■ MATERIAL SHOWN:

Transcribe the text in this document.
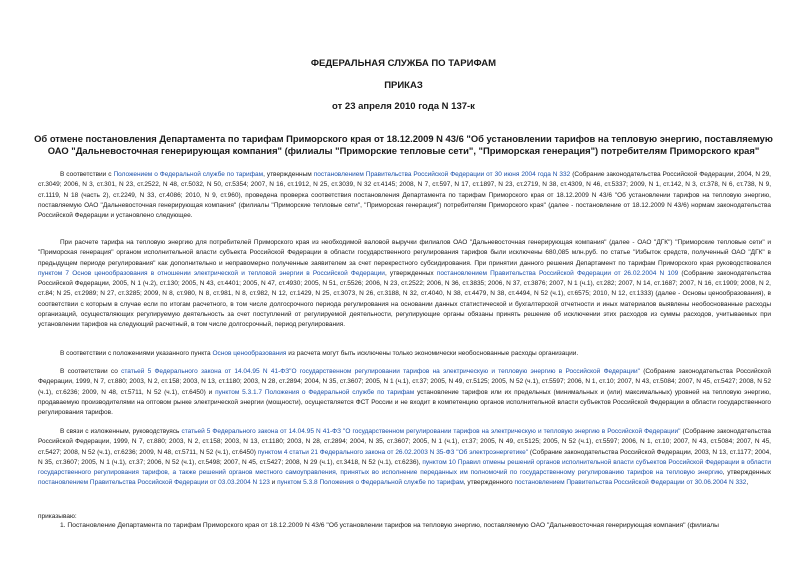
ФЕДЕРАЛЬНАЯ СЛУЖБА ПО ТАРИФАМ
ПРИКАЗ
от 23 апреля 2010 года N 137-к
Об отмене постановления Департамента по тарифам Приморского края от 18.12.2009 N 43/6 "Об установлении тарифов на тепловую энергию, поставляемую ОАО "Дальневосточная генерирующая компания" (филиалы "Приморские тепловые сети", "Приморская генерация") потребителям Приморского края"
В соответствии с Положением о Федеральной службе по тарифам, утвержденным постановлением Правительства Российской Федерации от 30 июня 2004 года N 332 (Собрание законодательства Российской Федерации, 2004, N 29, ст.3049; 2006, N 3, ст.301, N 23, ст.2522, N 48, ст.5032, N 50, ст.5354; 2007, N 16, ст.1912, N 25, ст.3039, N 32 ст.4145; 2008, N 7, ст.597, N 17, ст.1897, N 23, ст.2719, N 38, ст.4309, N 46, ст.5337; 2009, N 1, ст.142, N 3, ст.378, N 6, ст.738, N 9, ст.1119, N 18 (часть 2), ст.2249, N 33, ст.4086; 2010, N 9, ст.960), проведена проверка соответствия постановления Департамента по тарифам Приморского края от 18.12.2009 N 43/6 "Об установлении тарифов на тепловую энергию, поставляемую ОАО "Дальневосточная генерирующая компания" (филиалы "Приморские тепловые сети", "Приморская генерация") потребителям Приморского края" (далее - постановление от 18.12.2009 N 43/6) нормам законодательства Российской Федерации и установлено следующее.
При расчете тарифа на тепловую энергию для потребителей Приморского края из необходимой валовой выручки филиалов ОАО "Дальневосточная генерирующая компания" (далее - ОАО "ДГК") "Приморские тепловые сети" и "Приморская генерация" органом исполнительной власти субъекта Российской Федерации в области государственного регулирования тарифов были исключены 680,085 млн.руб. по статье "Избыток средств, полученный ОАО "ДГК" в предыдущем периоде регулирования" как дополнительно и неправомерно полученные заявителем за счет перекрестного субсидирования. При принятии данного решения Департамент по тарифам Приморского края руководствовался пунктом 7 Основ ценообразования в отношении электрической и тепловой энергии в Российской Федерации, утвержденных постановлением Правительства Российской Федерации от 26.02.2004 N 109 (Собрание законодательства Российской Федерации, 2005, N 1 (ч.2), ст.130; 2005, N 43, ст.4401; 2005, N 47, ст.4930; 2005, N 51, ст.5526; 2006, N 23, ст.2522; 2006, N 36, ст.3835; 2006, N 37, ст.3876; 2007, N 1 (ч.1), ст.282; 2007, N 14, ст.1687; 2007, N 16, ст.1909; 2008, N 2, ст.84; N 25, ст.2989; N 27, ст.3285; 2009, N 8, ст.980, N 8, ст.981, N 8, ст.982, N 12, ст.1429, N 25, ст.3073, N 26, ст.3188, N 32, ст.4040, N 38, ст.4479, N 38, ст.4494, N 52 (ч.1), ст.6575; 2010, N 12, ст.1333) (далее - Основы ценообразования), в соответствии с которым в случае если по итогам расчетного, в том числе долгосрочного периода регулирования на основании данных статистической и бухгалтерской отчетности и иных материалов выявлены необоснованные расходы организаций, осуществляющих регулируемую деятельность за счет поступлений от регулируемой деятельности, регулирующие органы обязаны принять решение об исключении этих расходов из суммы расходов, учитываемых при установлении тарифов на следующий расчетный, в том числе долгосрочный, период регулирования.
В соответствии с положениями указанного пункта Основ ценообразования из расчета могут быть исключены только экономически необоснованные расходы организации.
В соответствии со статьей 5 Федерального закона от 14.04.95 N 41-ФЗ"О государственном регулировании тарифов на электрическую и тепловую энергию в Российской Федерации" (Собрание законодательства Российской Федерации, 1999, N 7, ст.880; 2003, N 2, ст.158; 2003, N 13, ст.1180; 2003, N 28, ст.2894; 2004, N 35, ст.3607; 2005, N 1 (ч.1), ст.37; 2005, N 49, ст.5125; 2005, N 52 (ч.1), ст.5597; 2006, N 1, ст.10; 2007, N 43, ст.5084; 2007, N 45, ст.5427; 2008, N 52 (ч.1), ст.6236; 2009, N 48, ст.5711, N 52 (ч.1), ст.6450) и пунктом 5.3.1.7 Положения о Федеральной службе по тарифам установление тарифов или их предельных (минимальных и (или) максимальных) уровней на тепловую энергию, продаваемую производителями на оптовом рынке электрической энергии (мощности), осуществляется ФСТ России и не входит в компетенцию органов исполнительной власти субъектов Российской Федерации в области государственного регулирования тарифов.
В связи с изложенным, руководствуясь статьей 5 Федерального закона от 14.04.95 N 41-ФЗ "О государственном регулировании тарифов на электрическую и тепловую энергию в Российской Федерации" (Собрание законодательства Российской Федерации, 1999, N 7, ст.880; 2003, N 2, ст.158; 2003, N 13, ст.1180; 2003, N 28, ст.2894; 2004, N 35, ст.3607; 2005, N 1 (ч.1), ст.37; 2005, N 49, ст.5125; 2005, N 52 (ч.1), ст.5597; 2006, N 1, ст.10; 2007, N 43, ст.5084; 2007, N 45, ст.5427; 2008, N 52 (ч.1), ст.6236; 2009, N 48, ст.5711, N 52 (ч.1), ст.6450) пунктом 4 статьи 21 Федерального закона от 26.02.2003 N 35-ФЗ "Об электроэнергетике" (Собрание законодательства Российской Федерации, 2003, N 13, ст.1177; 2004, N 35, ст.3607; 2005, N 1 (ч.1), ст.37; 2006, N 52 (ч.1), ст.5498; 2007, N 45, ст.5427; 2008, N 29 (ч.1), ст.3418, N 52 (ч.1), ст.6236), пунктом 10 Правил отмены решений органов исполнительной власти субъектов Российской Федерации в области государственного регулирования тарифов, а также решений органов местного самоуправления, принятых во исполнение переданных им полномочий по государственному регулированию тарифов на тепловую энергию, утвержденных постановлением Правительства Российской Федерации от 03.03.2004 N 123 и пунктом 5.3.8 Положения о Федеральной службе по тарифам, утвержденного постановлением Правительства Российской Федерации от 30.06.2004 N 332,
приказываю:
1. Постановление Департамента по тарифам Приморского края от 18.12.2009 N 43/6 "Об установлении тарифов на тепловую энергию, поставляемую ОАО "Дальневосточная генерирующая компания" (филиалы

■ THE EXERCISE: What is needed is an exact reproduction of the data, pictures excluded.

■ COMPLETED TASK:
Transcribe the text in this document.
ФЕДЕРАЛЬНАЯ СЛУЖБА ПО ТАРИФАМ
ПРИКАЗ
от 23 апреля 2010 года N 137-к
Об отмене постановления Департамента по тарифам Приморского края от 18.12.2009 N 43/6 "Об установлении тарифов на тепловую энергию, поставляемую ОАО "Дальневосточная генерирующая компания" (филиалы "Приморские тепловые сети", "Приморская генерация") потребителям Приморского края"
В соответствии с Положением о Федеральной службе по тарифам, утвержденным постановлением Правительства Российской Федерации от 30 июня 2004 года N 332 (Собрание законодательства Российской Федерации, 2004, N 29, ст.3049; 2006, N 3, ст.301, N 23, ст.2522, N 48, ст.5032, N 50, ст.5354; 2007, N 16, ст.1912, N 25, ст.3039, N 32 ст.4145; 2008, N 7, ст.597, N 17, ст.1897, N 23, ст.2719, N 38, ст.4309, N 46, ст.5337; 2009, N 1, ст.142, N 3, ст.378, N 6, ст.738, N 9, ст.1119, N 18 (часть 2), ст.2249, N 33, ст.4086; 2010, N 9, ст.960), проведена проверка соответствия постановления Департамента по тарифам Приморского края от 18.12.2009 N 43/6 "Об установлении тарифов на тепловую энергию, поставляемую ОАО "Дальневосточная генерирующая компания" (филиалы "Приморские тепловые сети", "Приморская генерация") потребителям Приморского края" (далее - постановление от 18.12.2009 N 43/6) нормам законодательства Российской Федерации и установлено следующее.
При расчете тарифа на тепловую энергию для потребителей Приморского края из необходимой валовой выручки филиалов ОАО "Дальневосточная генерирующая компания" (далее - ОАО "ДГК") "Приморские тепловые сети" и "Приморская генерация" органом исполнительной власти субъекта Российской Федерации в области государственного регулирования тарифов были исключены 680,085 млн.руб. по статье "Избыток средств, полученный ОАО "ДГК" в предыдущем периоде регулирования" как дополнительно и неправомерно полученные заявителем за счет перекрестного субсидирования. При принятии данного решения Департамент по тарифам Приморского края руководствовался пунктом 7 Основ ценообразования в отношении электрической и тепловой энергии в Российской Федерации, утвержденных постановлением Правительства Российской Федерации от 26.02.2004 N 109 (Собрание законодательства Российской Федерации, 2005, N 1 (ч.2), ст.130; 2005, N 43, ст.4401; 2005, N 47, ст.4930; 2005, N 51, ст.5526; 2006, N 23, ст.2522; 2006, N 36, ст.3835; 2006, N 37, ст.3876; 2007, N 1 (ч.1), ст.282; 2007, N 14, ст.1687; 2007, N 16, ст.1909; 2008, N 2, ст.84; N 25, ст.2989; N 27, ст.3285; 2009, N 8, ст.980, N 8, ст.981, N 8, ст.982, N 12, ст.1429, N 25, ст.3073, N 26, ст.3188, N 32, ст.4040, N 38, ст.4479, N 38, ст.4494, N 52 (ч.1), ст.6575; 2010, N 12, ст.1333) (далее - Основы ценообразования), в соответствии с которым в случае если по итогам расчетного, в том числе долгосрочного периода регулирования на основании данных статистической и бухгалтерской отчетности и иных материалов выявлены необоснованные расходы организаций, осуществляющих регулируемую деятельность за счет поступлений от регулируемой деятельности, регулирующие органы обязаны принять решение об исключении этих расходов из суммы расходов, учитываемых при установлении тарифов на следующий расчетный, в том числе долгосрочный, период регулирования.
В соответствии с положениями указанного пункта Основ ценообразования из расчета могут быть исключены только экономически необоснованные расходы организации.
В соответствии со статьей 5 Федерального закона от 14.04.95 N 41-ФЗ"О государственном регулировании тарифов на электрическую и тепловую энергию в Российской Федерации" (Собрание законодательства Российской Федерации, 1999, N 7, ст.880; 2003, N 2, ст.158; 2003, N 13, ст.1180; 2003, N 28, ст.2894; 2004, N 35, ст.3607; 2005, N 1 (ч.1), ст.37; 2005, N 49, ст.5125; 2005, N 52 (ч.1), ст.5597; 2006, N 1, ст.10; 2007, N 43, ст.5084; 2007, N 45, ст.5427; 2008, N 52 (ч.1), ст.6236; 2009, N 48, ст.5711, N 52 (ч.1), ст.6450) и пунктом 5.3.1.7 Положения о Федеральной службе по тарифам установление тарифов или их предельных (минимальных и (или) максимальных) уровней на тепловую энергию, продаваемую производителями на оптовом рынке электрической энергии (мощности), осуществляется ФСТ России и не входит в компетенцию органов исполнительной власти субъектов Российской Федерации в области государственного регулирования тарифов.
В связи с изложенным, руководствуясь статьей 5 Федерального закона от 14.04.95 N 41-ФЗ "О государственном регулировании тарифов на электрическую и тепловую энергию в Российской Федерации" (Собрание законодательства Российской Федерации, 1999, N 7, ст.880; 2003, N 2, ст.158; 2003, N 13, ст.1180; 2003, N 28, ст.2894; 2004, N 35, ст.3607; 2005, N 1 (ч.1), ст.37; 2005, N 49, ст.5125; 2005, N 52 (ч.1), ст.5597; 2006, N 1, ст.10; 2007, N 43, ст.5084; 2007, N 45, ст.5427; 2008, N 52 (ч.1), ст.6236; 2009, N 48, ст.5711, N 52 (ч.1), ст.6450) пунктом 4 статьи 21 Федерального закона от 26.02.2003 N 35-ФЗ "Об электроэнергетике" (Собрание законодательства Российской Федерации, 2003, N 13, ст.1177; 2004, N 35, ст.3607; 2005, N 1 (ч.1), ст.37; 2006, N 52 (ч.1), ст.5498; 2007, N 45, ст.5427; 2008, N 29 (ч.1), ст.3418, N 52 (ч.1), ст.6236), пунктом 10 Правил отмены решений органов исполнительной власти субъектов Российской Федерации в области государственного регулирования тарифов, а также решений органов местного самоуправления, принятых во исполнение переданных им полномочий по государственному регулированию тарифов на тепловую энергию, утвержденных постановлением Правительства Российской Федерации от 03.03.2004 N 123 и пунктом 5.3.8 Положения о Федеральной службе по тарифам, утвержденного постановлением Правительства Российской Федерации от 30.06.2004 N 332,
приказываю:
1. Постановление Департамента по тарифам Приморского края от 18.12.2009 N 43/6 "Об установлении тарифов на тепловую энергию, поставляемую ОАО "Дальневосточная генерирующая компания" (филиалы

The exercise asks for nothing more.